Task prompt
Copy all the material that follows, keeping every character the same.

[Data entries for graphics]
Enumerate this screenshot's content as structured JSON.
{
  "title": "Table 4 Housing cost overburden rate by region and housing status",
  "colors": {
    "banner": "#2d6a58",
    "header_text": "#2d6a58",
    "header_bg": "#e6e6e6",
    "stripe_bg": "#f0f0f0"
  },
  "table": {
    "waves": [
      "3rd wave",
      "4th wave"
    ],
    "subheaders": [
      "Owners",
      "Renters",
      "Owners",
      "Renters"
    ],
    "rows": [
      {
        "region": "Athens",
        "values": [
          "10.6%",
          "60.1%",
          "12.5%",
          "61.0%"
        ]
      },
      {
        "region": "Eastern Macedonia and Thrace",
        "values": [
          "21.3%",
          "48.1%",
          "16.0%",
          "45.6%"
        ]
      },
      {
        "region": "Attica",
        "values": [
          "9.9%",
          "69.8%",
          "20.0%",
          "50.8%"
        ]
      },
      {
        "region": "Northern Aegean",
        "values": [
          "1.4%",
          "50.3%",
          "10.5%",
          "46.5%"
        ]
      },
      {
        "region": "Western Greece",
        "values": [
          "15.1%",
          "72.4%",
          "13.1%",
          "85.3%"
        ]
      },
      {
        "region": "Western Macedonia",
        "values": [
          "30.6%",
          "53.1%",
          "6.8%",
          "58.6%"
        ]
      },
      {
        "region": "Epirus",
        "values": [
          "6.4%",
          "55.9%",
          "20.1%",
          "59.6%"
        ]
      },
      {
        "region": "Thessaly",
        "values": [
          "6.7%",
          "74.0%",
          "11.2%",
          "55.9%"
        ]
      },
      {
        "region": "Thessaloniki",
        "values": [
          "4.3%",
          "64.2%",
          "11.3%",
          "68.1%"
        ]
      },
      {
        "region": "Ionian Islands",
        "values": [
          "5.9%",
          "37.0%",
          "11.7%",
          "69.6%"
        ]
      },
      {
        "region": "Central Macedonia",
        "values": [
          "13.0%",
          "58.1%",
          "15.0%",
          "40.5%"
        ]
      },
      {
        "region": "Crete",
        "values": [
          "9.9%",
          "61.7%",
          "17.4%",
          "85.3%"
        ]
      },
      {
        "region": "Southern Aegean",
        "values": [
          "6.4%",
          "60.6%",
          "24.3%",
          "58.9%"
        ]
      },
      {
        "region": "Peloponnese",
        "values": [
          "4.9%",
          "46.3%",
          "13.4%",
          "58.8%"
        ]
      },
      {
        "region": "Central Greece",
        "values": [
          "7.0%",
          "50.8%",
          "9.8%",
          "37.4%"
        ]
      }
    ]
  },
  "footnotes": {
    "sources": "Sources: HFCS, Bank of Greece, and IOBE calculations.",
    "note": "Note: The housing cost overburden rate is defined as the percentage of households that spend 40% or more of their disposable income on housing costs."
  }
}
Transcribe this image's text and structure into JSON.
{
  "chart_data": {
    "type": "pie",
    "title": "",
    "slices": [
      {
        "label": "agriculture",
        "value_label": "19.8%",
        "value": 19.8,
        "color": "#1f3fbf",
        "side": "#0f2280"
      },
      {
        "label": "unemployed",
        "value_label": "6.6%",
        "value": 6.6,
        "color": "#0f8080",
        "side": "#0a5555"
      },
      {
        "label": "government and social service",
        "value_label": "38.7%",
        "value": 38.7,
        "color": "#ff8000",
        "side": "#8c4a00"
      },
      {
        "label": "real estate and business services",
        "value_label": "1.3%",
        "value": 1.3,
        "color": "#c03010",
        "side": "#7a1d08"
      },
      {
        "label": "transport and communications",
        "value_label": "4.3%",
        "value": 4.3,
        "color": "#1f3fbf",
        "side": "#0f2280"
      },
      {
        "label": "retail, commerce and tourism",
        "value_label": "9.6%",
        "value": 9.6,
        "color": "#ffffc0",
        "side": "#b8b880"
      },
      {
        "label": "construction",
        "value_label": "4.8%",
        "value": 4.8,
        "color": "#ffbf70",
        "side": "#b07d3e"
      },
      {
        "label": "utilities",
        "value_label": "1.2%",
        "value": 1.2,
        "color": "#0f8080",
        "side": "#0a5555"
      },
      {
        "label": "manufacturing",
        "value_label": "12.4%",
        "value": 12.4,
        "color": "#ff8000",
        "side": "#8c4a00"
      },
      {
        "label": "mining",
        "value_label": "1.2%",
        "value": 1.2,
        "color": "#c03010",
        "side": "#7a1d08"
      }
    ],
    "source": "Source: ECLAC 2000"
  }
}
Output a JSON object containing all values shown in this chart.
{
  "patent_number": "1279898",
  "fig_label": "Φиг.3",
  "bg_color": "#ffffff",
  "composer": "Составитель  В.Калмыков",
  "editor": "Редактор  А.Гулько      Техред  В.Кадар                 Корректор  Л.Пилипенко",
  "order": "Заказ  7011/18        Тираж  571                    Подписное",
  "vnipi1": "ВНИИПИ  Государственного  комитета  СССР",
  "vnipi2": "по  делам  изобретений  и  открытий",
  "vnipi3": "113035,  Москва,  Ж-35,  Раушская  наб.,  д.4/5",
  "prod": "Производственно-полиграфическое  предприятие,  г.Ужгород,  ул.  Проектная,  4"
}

Problem solution
Enumerate this screenshot's content as structured JSON.
{
  "title": "Table 4 Housing cost overburden rate by region and housing status",
  "colors": {
    "banner": "#2d6a58",
    "header_text": "#2d6a58",
    "header_bg": "#e6e6e6",
    "stripe_bg": "#f0f0f0"
  },
  "table": {
    "waves": [
      "3rd wave",
      "4th wave"
    ],
    "subheaders": [
      "Owners",
      "Renters",
      "Owners",
      "Renters"
    ],
    "rows": [
      {
        "region": "Athens",
        "values": [
          "10.6%",
          "60.1%",
          "12.5%",
          "61.0%"
        ]
      },
      {
        "region": "Eastern Macedonia and Thrace",
        "values": [
          "21.3%",
          "48.1%",
          "16.0%",
          "45.6%"
        ]
      },
      {
        "region": "Attica",
        "values": [
          "9.9%",
          "69.8%",
          "20.0%",
          "50.8%"
        ]
      },
      {
        "region": "Northern Aegean",
        "values": [
          "1.4%",
          "50.3%",
          "10.5%",
          "46.5%"
        ]
      },
      {
        "region": "Western Greece",
        "values": [
          "15.1%",
          "72.4%",
          "13.1%",
          "85.3%"
        ]
      },
      {
        "region": "Western Macedonia",
        "values": [
          "30.6%",
          "53.1%",
          "6.8%",
          "58.6%"
        ]
      },
      {
        "region": "Epirus",
        "values": [
          "6.4%",
          "55.9%",
          "20.1%",
          "59.6%"
        ]
      },
      {
        "region": "Thessaly",
        "values": [
          "6.7%",
          "74.0%",
          "11.2%",
          "55.9%"
        ]
      },
      {
        "region": "Thessaloniki",
        "values": [
          "4.3%",
          "64.2%",
          "11.3%",
          "68.1%"
        ]
      },
      {
        "region": "Ionian Islands",
        "values": [
          "5.9%",
          "37.0%",
          "11.7%",
          "69.6%"
        ]
      },
      {
        "region": "Central Macedonia",
        "values": [
          "13.0%",
          "58.1%",
          "15.0%",
          "40.5%"
        ]
      },
      {
        "region": "Crete",
        "values": [
          "9.9%",
          "61.7%",
          "17.4%",
          "85.3%"
        ]
      },
      {
        "region": "Southern Aegean",
        "values": [
          "6.4%",
          "60.6%",
          "24.3%",
          "58.9%"
        ]
      },
      {
        "region": "Peloponnese",
        "values": [
          "4.9%",
          "46.3%",
          "13.4%",
          "58.8%"
        ]
      },
      {
        "region": "Central Greece",
        "values": [
          "7.0%",
          "50.8%",
          "9.8%",
          "37.4%"
        ]
      }
    ]
  },
  "footnotes": {
    "sources": "Sources: HFCS, Bank of Greece, and IOBE calculations.",
    "note": "Note: The housing cost overburden rate is defined as the percentage of households that spend 40% or more of their disposable income on housing costs."
  }
}
Transcribe this image's text and structure into JSON.
{
  "chart_data": {
    "type": "pie",
    "title": "",
    "slices": [
      {
        "label": "agriculture",
        "value_label": "19.8%",
        "value": 19.8,
        "color": "#1f3fbf",
        "side": "#0f2280"
      },
      {
        "label": "unemployed",
        "value_label": "6.6%",
        "value": 6.6,
        "color": "#0f8080",
        "side": "#0a5555"
      },
      {
        "label": "government and social service",
        "value_label": "38.7%",
        "value": 38.7,
        "color": "#ff8000",
        "side": "#8c4a00"
      },
      {
        "label": "real estate and business services",
        "value_label": "1.3%",
        "value": 1.3,
        "color": "#c03010",
        "side": "#7a1d08"
      },
      {
        "label": "transport and communications",
        "value_label": "4.3%",
        "value": 4.3,
        "color": "#1f3fbf",
        "side": "#0f2280"
      },
      {
        "label": "retail, commerce and tourism",
        "value_label": "9.6%",
        "value": 9.6,
        "color": "#ffffc0",
        "side": "#b8b880"
      },
      {
        "label": "construction",
        "value_label": "4.8%",
        "value": 4.8,
        "color": "#ffbf70",
        "side": "#b07d3e"
      },
      {
        "label": "utilities",
        "value_label": "1.2%",
        "value": 1.2,
        "color": "#0f8080",
        "side": "#0a5555"
      },
      {
        "label": "manufacturing",
        "value_label": "12.4%",
        "value": 12.4,
        "color": "#ff8000",
        "side": "#8c4a00"
      },
      {
        "label": "mining",
        "value_label": "1.2%",
        "value": 1.2,
        "color": "#c03010",
        "side": "#7a1d08"
      }
    ],
    "source": "Source: ECLAC 2000"
  }
}
Output a JSON object containing all values shown in this chart.
{
  "patent_number": "1279898",
  "fig_label": "Φиг.3",
  "bg_color": "#ffffff",
  "composer": "Составитель  В.Калмыков",
  "editor": "Редактор  А.Гулько      Техред  В.Кадар                 Корректор  Л.Пилипенко",
  "order": "Заказ  7011/18        Тираж  571                    Подписное",
  "vnipi1": "ВНИИПИ  Государственного  комитета  СССР",
  "vnipi2": "по  делам  изобретений  и  открытий",
  "vnipi3": "113035,  Москва,  Ж-35,  Раушская  наб.,  д.4/5",
  "prod": "Производственно-полиграфическое  предприятие,  г.Ужгород,  ул.  Проектная,  4"
}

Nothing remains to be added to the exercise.